**WORK ITEM:** No pictures should appear in the copy; otherwise retype the entries exactly.

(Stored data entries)
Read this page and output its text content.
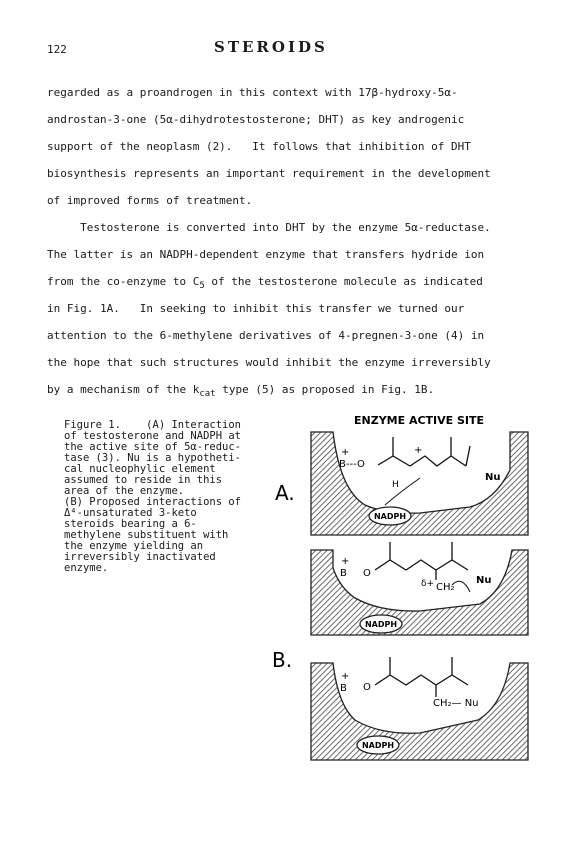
122	STEROIDS
regarded as a proandrogen in this context with 17β-hydroxy-5α-
androstan-3-one (5α-dihydrotestosterone; DHT) as key androgenic
support of the neoplasm (2).   It follows that inhibition of DHT
biosynthesis represents an important requirement in the development
of improved forms of treatment.
Testosterone is converted into DHT by the enzyme 5α-reductase.
The latter is an NADPH-dependent enzyme that transfers hydride ion
from the co-enzyme to $C_5$ of the testosterone molecule as indicated
in Fig. 1A.   In seeking to inhibit this transfer we turned our
attention to the 6-methylene derivatives of 4-pregnen-3-one (4) in
the hope that such structures would inhibit the enzyme irreversibly
by a mechanism of the $k_{cat}$ type (5) as proposed in Fig. 1B.
Figure 1.    (A) Interaction
of testosterone and NADPH at
the active site of 5α-reduc-
tase (3). Nu is a hypotheti-
cal nucleophylic element
assumed to reside in this
area of the enzyme.
(B) Proposed interactions of
Δ⁴-unsaturated 3-keto
steroids bearing a 6-
methylene substituent with
the enzyme yielding an
irreversibly inactivated
enzyme.
ENZYME ACTIVE SITE
A.
NADPH
+
B---O
Nu
H
+
NADPH
+
B O
δ+ CH₂
Nu
B.
NADPH
+
B O
CH₂— Nu
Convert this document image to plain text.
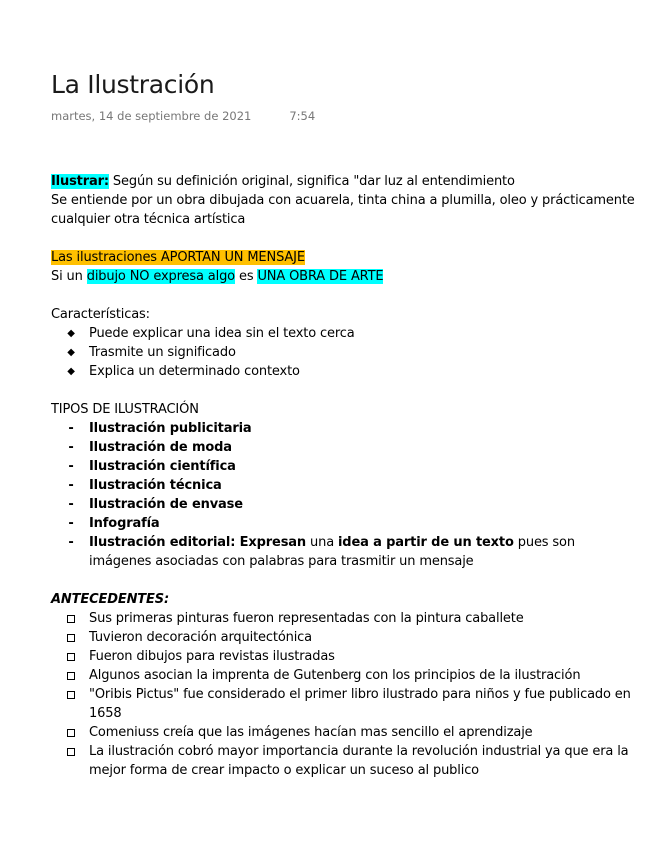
La Ilustración
martes, 14 de septiembre de 2021	7:54

Ilustrar: Según su definición original, significa "dar luz al entendimiento

Se entiende por un obra dibujada con acuarela, tinta china a plumilla, oleo y prácticamente cualquier otra técnica artística

Las ilustraciones APORTAN UN MENSAJE

Si un dibujo NO expresa algo es UNA OBRA DE ARTE

Características:

◆ Puede explicar una idea sin el texto cerca
◆ Trasmite un significado
◆ Explica un determinado contexto

TIPOS DE ILUSTRACIÓN

- Ilustración publicitaria
- Ilustración de moda
- Ilustración científica
- Ilustración técnica
- Ilustración de envase
- Infografía
- Ilustración editorial: Expresan una idea a partir de un texto pues son imágenes asociadas con palabras para trasmitir un mensaje

ANTECEDENTES:

Sus primeras pinturas fueron representadas con la pintura caballete
Tuvieron decoración arquitectónica
Fueron dibujos para revistas ilustradas
Algunos asocian la imprenta de Gutenberg con los principios de la ilustración
"Oribis Pictus" fue considerado el primer libro ilustrado para niños y fue publicado en 1658
Comeniuss creía que las imágenes hacían mas sencillo el aprendizaje
La ilustración cobró mayor importancia durante la revolución industrial ya que era la mejor forma de crear impacto o explicar un suceso al publico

**SOLUTION FOR THIS TASK:**
Read this page and output its text content.
122	STEROIDS
regarded as a proandrogen in this context with 17β-hydroxy-5α-
androstan-3-one (5α-dihydrotestosterone; DHT) as key androgenic
support of the neoplasm (2).   It follows that inhibition of DHT
biosynthesis represents an important requirement in the development
of improved forms of treatment.
Testosterone is converted into DHT by the enzyme 5α-reductase.
The latter is an NADPH-dependent enzyme that transfers hydride ion
from the co-enzyme to $C_5$ of the testosterone molecule as indicated
in Fig. 1A.   In seeking to inhibit this transfer we turned our
attention to the 6-methylene derivatives of 4-pregnen-3-one (4) in
the hope that such structures would inhibit the enzyme irreversibly
by a mechanism of the $k_{cat}$ type (5) as proposed in Fig. 1B.
Figure 1.    (A) Interaction
of testosterone and NADPH at
the active site of 5α-reduc-
tase (3). Nu is a hypotheti-
cal nucleophylic element
assumed to reside in this
area of the enzyme.
(B) Proposed interactions of
Δ⁴-unsaturated 3-keto
steroids bearing a 6-
methylene substituent with
the enzyme yielding an
irreversibly inactivated
enzyme.
ENZYME ACTIVE SITE
A.
NADPH
+
B---O
Nu
H
+
NADPH
+
B O
δ+ CH₂
Nu
B.
NADPH
+
B O
CH₂— Nu
Convert this document image to plain text.
La Ilustración
martes, 14 de septiembre de 2021	7:54

Ilustrar: Según su definición original, significa "dar luz al entendimiento

Se entiende por un obra dibujada con acuarela, tinta china a plumilla, oleo y prácticamente cualquier otra técnica artística

Las ilustraciones APORTAN UN MENSAJE

Si un dibujo NO expresa algo es UNA OBRA DE ARTE

Características:

◆ Puede explicar una idea sin el texto cerca
◆ Trasmite un significado
◆ Explica un determinado contexto

TIPOS DE ILUSTRACIÓN

- Ilustración publicitaria
- Ilustración de moda
- Ilustración científica
- Ilustración técnica
- Ilustración de envase
- Infografía
- Ilustración editorial: Expresan una idea a partir de un texto pues son imágenes asociadas con palabras para trasmitir un mensaje

ANTECEDENTES:

Sus primeras pinturas fueron representadas con la pintura caballete
Tuvieron decoración arquitectónica
Fueron dibujos para revistas ilustradas
Algunos asocian la imprenta de Gutenberg con los principios de la ilustración
"Oribis Pictus" fue considerado el primer libro ilustrado para niños y fue publicado en 1658
Comeniuss creía que las imágenes hacían mas sencillo el aprendizaje
La ilustración cobró mayor importancia durante la revolución industrial ya que era la mejor forma de crear impacto o explicar un suceso al publico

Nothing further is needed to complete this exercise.